# start of Text extract

English Deutsch Français Italiano Español Português 繁體中文 Bahasa Indonesia Tiếng Việt ภาษาไทย
All categories

So my husband has a childhood friend that still lives with his mom, drinks all day, smokes grass all day and here is the problem...he calls my husband EVERY DAY!!!! When my husband answers the phone he always invites my husband over to hang out and drink with the rest of the loser guys. I guess I am irritated because even though my husband complains about his friend calling all the time, he still goes over there and comes home super late!!! My husband doesn't even really drink! When he walks in and I ask him what happened and why he didn't call me, he says "Well, I figured you'd call me since I wasn't home yet and I felt that since you were already angry with me, I may as well stay out with the boys". My husband has an excellent job that he's been at for almost 7 years and we've been together for almost 14 years. We are having our first son most likely next week and I just don't know what to do...

2007-03-19 09:17:40 · 21 answers · asked by Anonymous in Family & Relationships Marriage & Divorce

21 answers

you'll have to get rid of the hubby too.

2007-03-19 10:12:49 · answer #1 · answered by alexandria1_1999 5 · 0 2

If the friend is not directly causing you harm (not embarrassing you, calling you names, insulting you, etc.), then his seeing his friend is not a betrayal to you. If you force him to choose, this may drive a wedge between the 2 of you. Things to think about:
** Your husband is an adult-- he should choose what is best with his friends. If he complains and yet visits with this friend, then this is his choice and the complaints are shallow and meaningless since he chooses to visits (his feet have decided)
** Clearly this is your problem as he is not investing energy in getting out of the relationship. If you try to make it his problem, then your solution (trying to get him away from his friend) will now become a bigger problem between both of you, than the initial problem. IS THIS THE HILL YOU WANT TO DIE ON???
** Never, never, never try to control your spouse thru ultimatums... you may win the battle, but the war may be lost thru loss of affection, trust, understanding of you when you have a problem, etc.
** nag too often and he will visit his friend more frequently and for longer periods (or he may find new friends who won't nag him-- inclusive of females, which is where you don't want him to go!)
** Finally, what to do: Discuss the time issue, but say nothing about his friend being a loser (it's his friend not yours, he chose him, if you call his friend a loser what does this say about your husband's judgment and choices? Is this where you wanna go), talk about how much time you'd like to spend with him, how often and doing what (be sure and be positive and make a place to enjoy for him, as this may keep him home more). Set up a schedule if you have to, of times he will be home to help out and be a parent and lover. The issue is not really his friend now, it now becomes how you spend time together... madly in love or arguing over his choices! You decide.

# end of Text extract
# start of Supplied information

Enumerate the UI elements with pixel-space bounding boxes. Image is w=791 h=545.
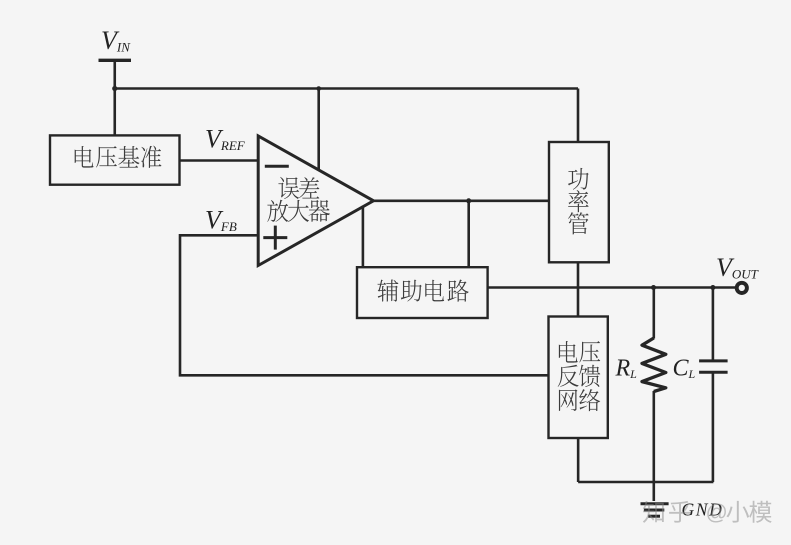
output terminal V_OUT (737, 283, 747, 293)
wire V_FB feedback (180, 235, 549, 375)
wire V_OUT rail (488, 286, 737, 289)
node R_L junction (651, 285, 656, 290)
ground symbol (641, 502, 669, 505)
wire R_L top (652, 288, 655, 339)
wire V_IN top rail (115, 87, 578, 90)
wire aux drop right (467, 201, 470, 267)
capacitor C_L (699, 359, 728, 362)
node op-amp supply junction (316, 86, 321, 91)
block U1 voltage reference (电压基准) (50, 135, 180, 184)
label 功率管 (568, 168, 589, 190)
wire feedback network bottom (577, 438, 580, 482)
wire ground rail (578, 481, 713, 484)
op-amp non-inverting input plus sign (263, 236, 287, 239)
resistor R_L (642, 338, 666, 392)
block U4 power transistor (功率管) (549, 142, 609, 262)
input terminal V_IN (99, 59, 132, 62)
label 电压基准 (75, 146, 162, 168)
wire power transistor bottom (577, 262, 580, 316)
label 放大器 (267, 200, 330, 222)
wire power transistor top (577, 89, 580, 143)
label 误差 (278, 177, 319, 199)
wire C_L bottom (712, 374, 715, 483)
wire V_REF (180, 159, 259, 162)
label 辅助电路 (377, 279, 468, 301)
op-amp U2 error amplifier (误差放大器) (258, 136, 373, 266)
wire aux drop left (362, 206, 365, 267)
watermark 知乎@小模 (643, 500, 772, 525)
block U5 feedback network (电压反馈网络) (549, 317, 608, 439)
wire R_L bottom (652, 391, 655, 482)
label 电压反馈网络 (559, 341, 600, 363)
node V_IN junction (112, 86, 117, 91)
wire V_IN vertical (113, 60, 116, 135)
node C_L junction (710, 285, 715, 290)
op-amp inverting input minus sign (265, 165, 289, 168)
svg-text:@: @ (706, 500, 728, 525)
block U3 auxiliary circuit (辅助电路) (357, 267, 488, 318)
wire C_L top (712, 288, 715, 361)
wire op-amp output (374, 200, 550, 203)
node aux junction (466, 198, 471, 203)
wire ground stub (652, 482, 655, 501)
wire op-amp supply drop (317, 89, 320, 173)
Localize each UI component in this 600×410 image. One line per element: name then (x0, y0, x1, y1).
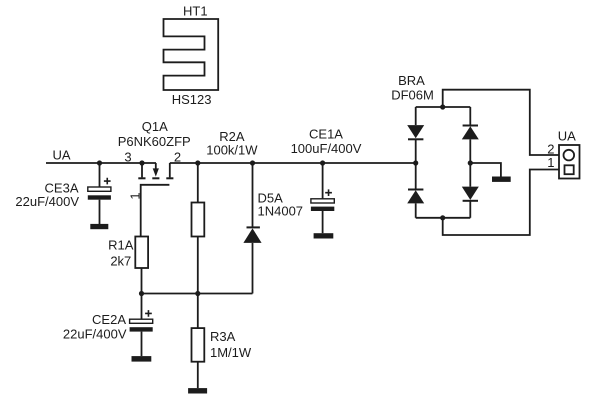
ground (CE3A) (90, 224, 108, 229)
wire R3A to ground (197, 362, 199, 388)
diode BRA D4 (lower right) (462, 163, 479, 218)
ground (CE2A) (132, 356, 152, 362)
transistor Q1 (MOSFET) (138, 163, 173, 237)
junction bridge top center (440, 104, 445, 109)
diode D5A (243, 163, 261, 294)
capacitor CE3A (88, 163, 111, 224)
svg-text:R1A: R1A (108, 237, 134, 252)
wire bridge bottom rail (416, 217, 471, 219)
wire input rail left (46, 162, 156, 164)
svg-text:3: 3 (124, 149, 131, 164)
junction CE3A top (97, 160, 102, 165)
junction R2A / R3A (195, 291, 200, 296)
junction pin 3 (139, 160, 144, 165)
wire R1A to node (141, 268, 143, 294)
svg-text:2: 2 (174, 149, 181, 164)
heatsink HT1 (164, 19, 219, 90)
wire bridge right mid to ground (470, 163, 501, 177)
svg-text:1: 1 (547, 155, 554, 170)
junction bridge bottom center (440, 215, 445, 220)
svg-text:UA: UA (52, 148, 70, 163)
wire bridge top to connector pin 2 (443, 90, 565, 155)
connector pin 1 contact (565, 165, 574, 174)
wire bridge top rail (416, 106, 471, 108)
svg-text:P6NK60ZFP: P6NK60ZFP (118, 134, 191, 149)
wire rail right of Q1A (170, 162, 416, 164)
ground (bridge) (492, 177, 511, 182)
junction CE1A top (320, 160, 325, 165)
ground (CE1A) (314, 233, 334, 238)
svg-text:2k7: 2k7 (110, 254, 131, 269)
svg-text:1M/1W: 1M/1W (210, 345, 252, 360)
svg-text:1N4007: 1N4007 (258, 203, 304, 218)
junction bridge left mid (413, 160, 418, 165)
svg-text:22uF/400V: 22uF/400V (63, 327, 127, 342)
connector pin 2 contact (564, 150, 575, 161)
ground (R3A) (188, 388, 207, 393)
svg-text:CE1A: CE1A (309, 126, 343, 141)
wire node to R3A (197, 294, 199, 329)
diode BRA D2 (lower left) (407, 163, 424, 218)
svg-text:100k/1W: 100k/1W (206, 142, 258, 157)
svg-text:DF06M: DF06M (391, 88, 434, 103)
svg-text:Q1A: Q1A (142, 119, 168, 134)
svg-text:HT1: HT1 (183, 4, 208, 19)
svg-text:BRA: BRA (398, 73, 425, 88)
junction R1A / CE2A (139, 291, 144, 296)
diode BRA D1 (upper left) (407, 107, 424, 163)
wire R2A to node (197, 237, 199, 294)
svg-text:CE2A: CE2A (92, 312, 126, 327)
capacitor CE2A (130, 294, 153, 357)
resistor R1A (135, 237, 148, 269)
junction pin 2 / R2A (195, 160, 200, 165)
junction bridge right mid (468, 160, 473, 165)
svg-text:100uF/400V: 100uF/400V (291, 141, 362, 156)
svg-text:R3A: R3A (210, 329, 236, 344)
svg-text:1: 1 (128, 192, 143, 199)
wire bridge bottom to connector pin 1 (443, 170, 565, 236)
resistor R2A (192, 203, 205, 237)
diode BRA D3 (upper right) (462, 107, 479, 163)
wire bottom node rail (142, 293, 253, 295)
junction D5A top (250, 160, 255, 165)
capacitor CE1A (311, 163, 334, 233)
resistor R3A (192, 328, 205, 362)
connector UA body (559, 145, 580, 179)
svg-text:HS123: HS123 (172, 92, 212, 107)
svg-text:22uF/400V: 22uF/400V (15, 194, 79, 209)
wire pin2 to R2A (197, 163, 199, 203)
svg-text:UA: UA (558, 128, 576, 143)
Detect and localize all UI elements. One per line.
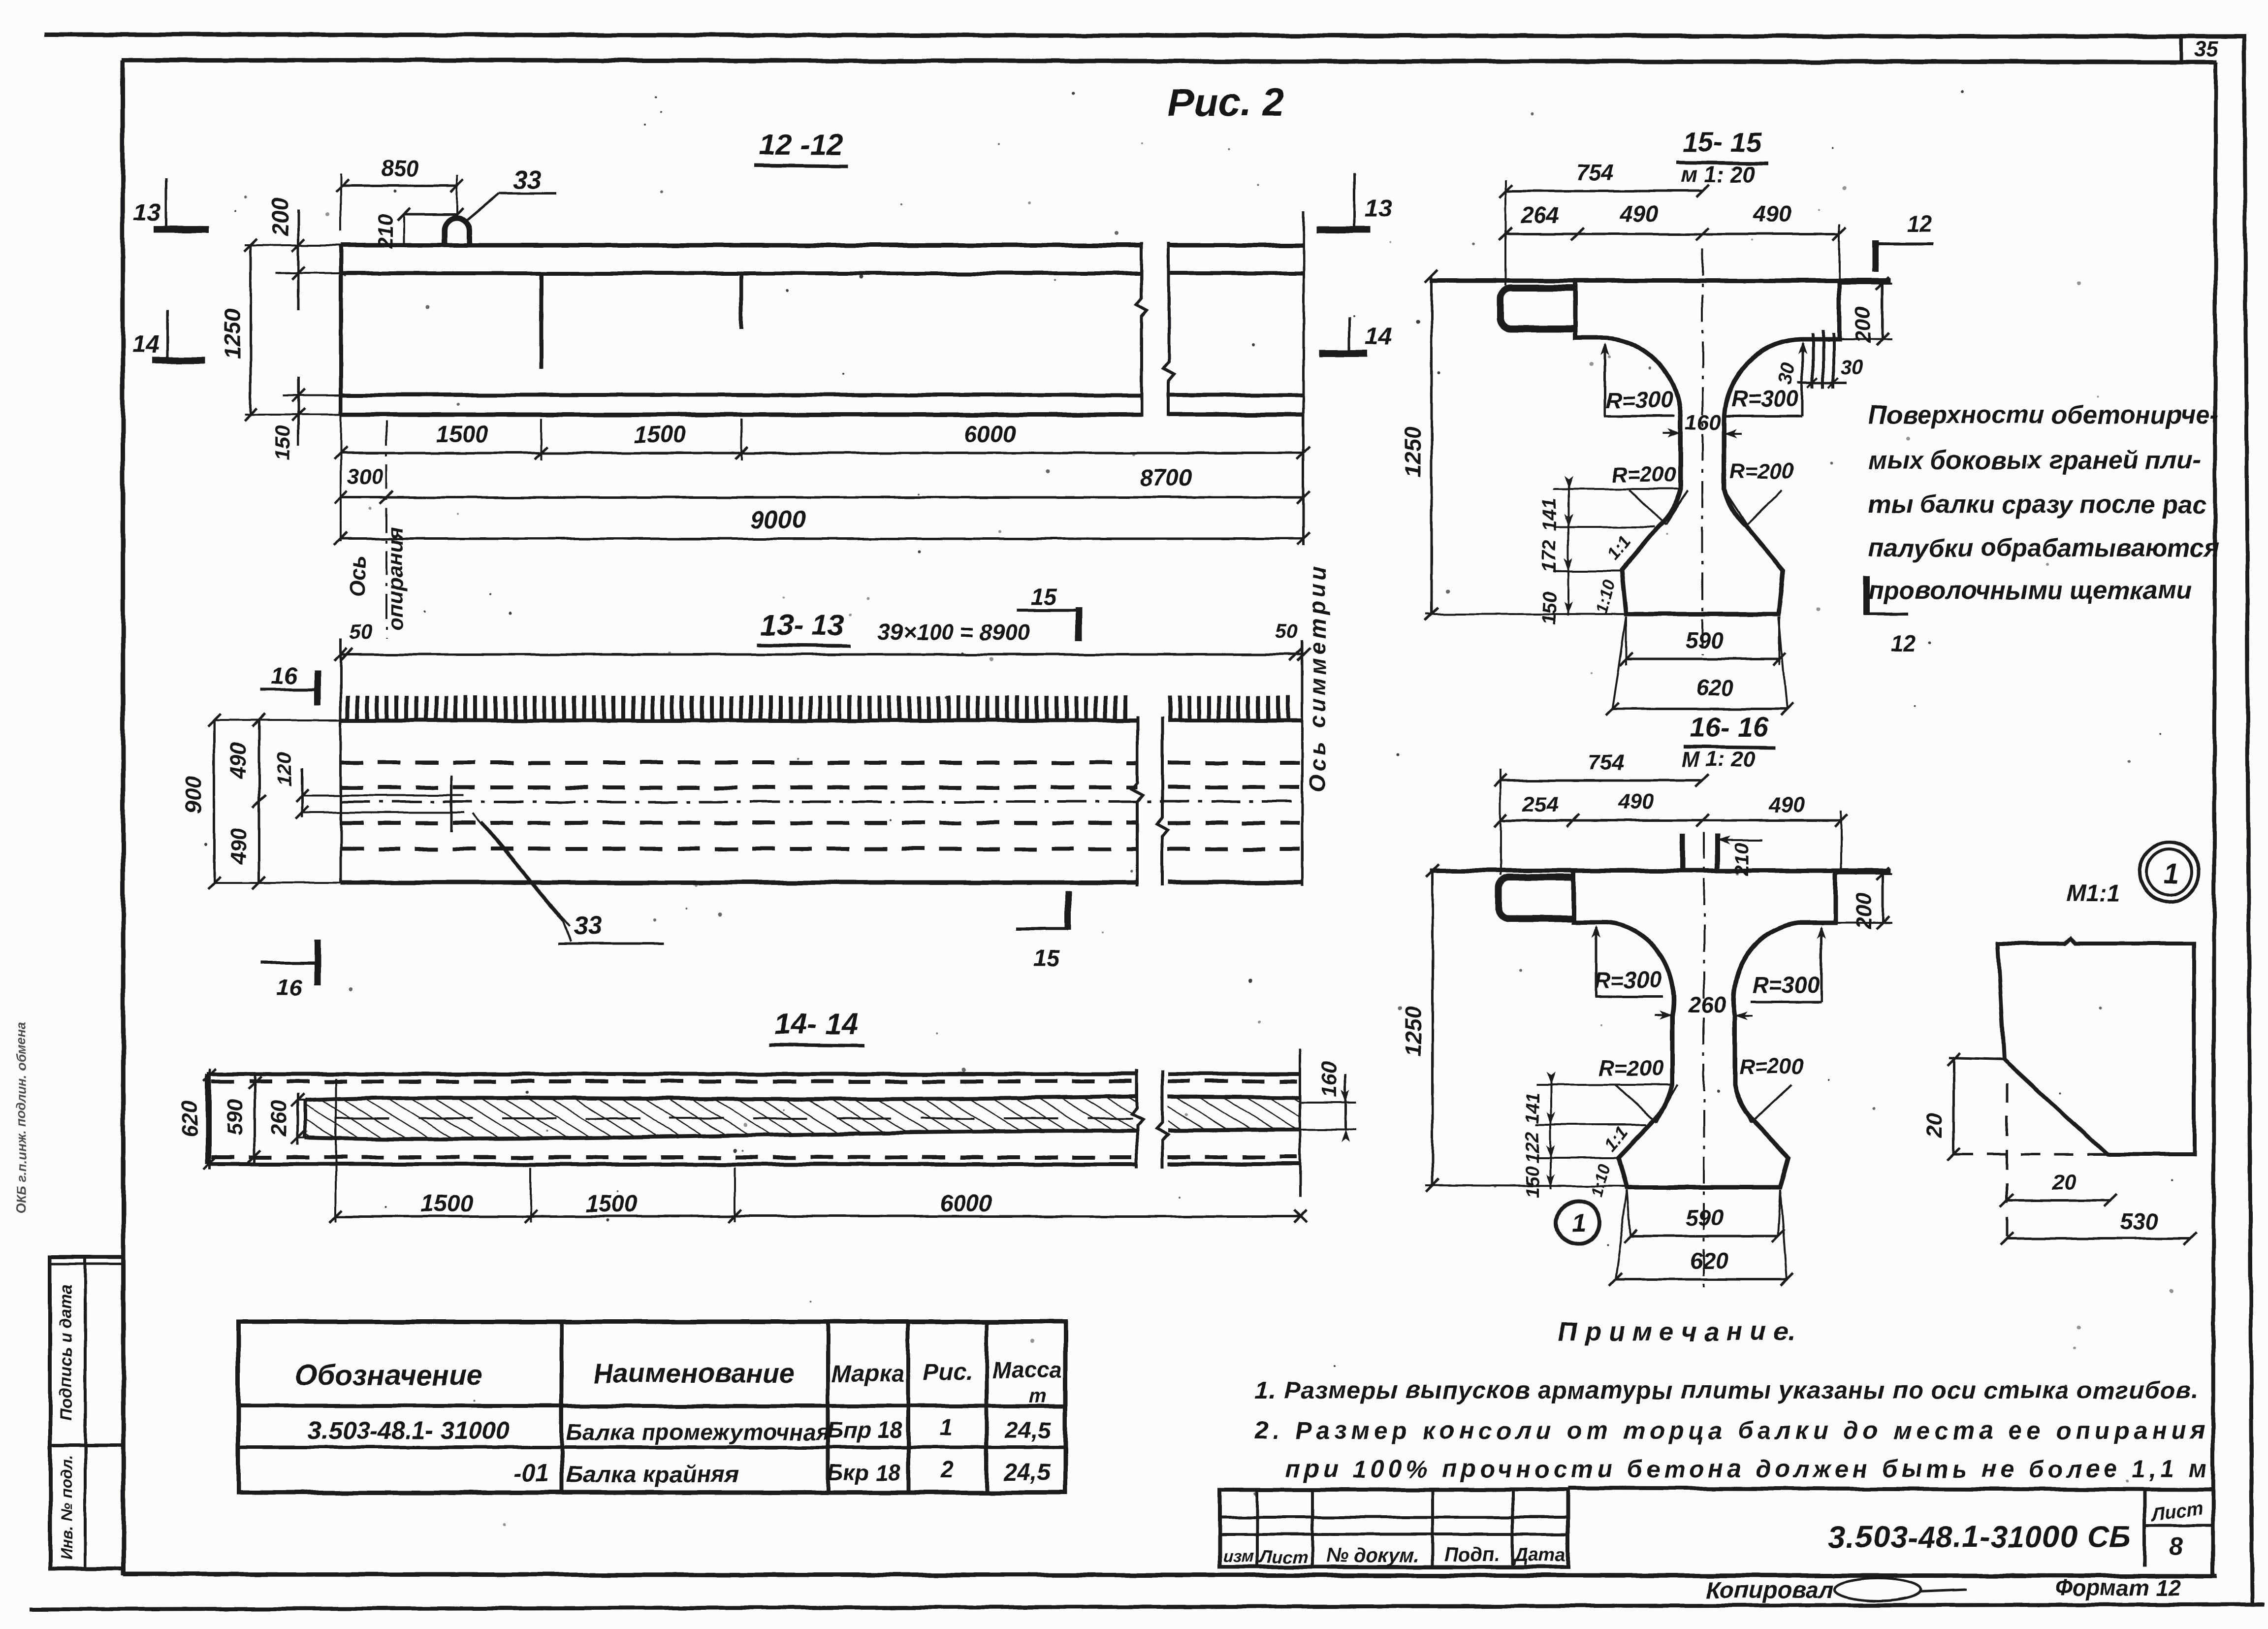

# end of Supplied information

### What you have to do
Please translate this sentence from the marriage advice thread into Spanish: "My husband has an excellent job that he's been at for almost 7 years and we've been together for almost 14 years."

### Expected answer
Mi esposo tiene un trabajo excelente en el que lleva casi 7 años, y llevamos juntos casi 14 años.